▽
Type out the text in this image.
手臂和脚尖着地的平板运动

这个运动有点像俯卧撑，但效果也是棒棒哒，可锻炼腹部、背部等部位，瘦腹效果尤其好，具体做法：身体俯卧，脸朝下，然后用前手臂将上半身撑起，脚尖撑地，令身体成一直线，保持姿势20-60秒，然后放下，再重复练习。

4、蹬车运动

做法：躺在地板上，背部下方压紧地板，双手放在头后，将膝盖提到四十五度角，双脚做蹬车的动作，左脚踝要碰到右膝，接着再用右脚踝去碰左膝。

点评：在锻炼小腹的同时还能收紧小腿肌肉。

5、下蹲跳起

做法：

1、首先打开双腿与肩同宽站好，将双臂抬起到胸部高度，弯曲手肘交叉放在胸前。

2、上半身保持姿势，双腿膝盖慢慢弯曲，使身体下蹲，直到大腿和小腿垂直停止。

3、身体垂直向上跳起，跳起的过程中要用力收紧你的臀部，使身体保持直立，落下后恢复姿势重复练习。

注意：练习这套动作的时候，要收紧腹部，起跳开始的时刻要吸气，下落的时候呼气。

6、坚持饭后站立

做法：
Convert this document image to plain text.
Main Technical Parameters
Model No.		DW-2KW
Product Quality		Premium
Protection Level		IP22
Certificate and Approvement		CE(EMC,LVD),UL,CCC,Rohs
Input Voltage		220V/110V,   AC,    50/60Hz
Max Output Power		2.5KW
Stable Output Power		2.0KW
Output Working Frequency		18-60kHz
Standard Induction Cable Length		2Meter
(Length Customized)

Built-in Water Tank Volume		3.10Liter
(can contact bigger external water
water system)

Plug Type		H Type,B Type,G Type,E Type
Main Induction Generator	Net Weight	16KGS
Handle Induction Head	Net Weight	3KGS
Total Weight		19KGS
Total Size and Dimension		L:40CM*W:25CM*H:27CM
△
● **GIVEN INSTRUCTION**: Every line of the listing that holds "this" should be found and copied.

● **EXPECTED ANSWER**:
Type out the text in this image.
Convert this document image to plain text.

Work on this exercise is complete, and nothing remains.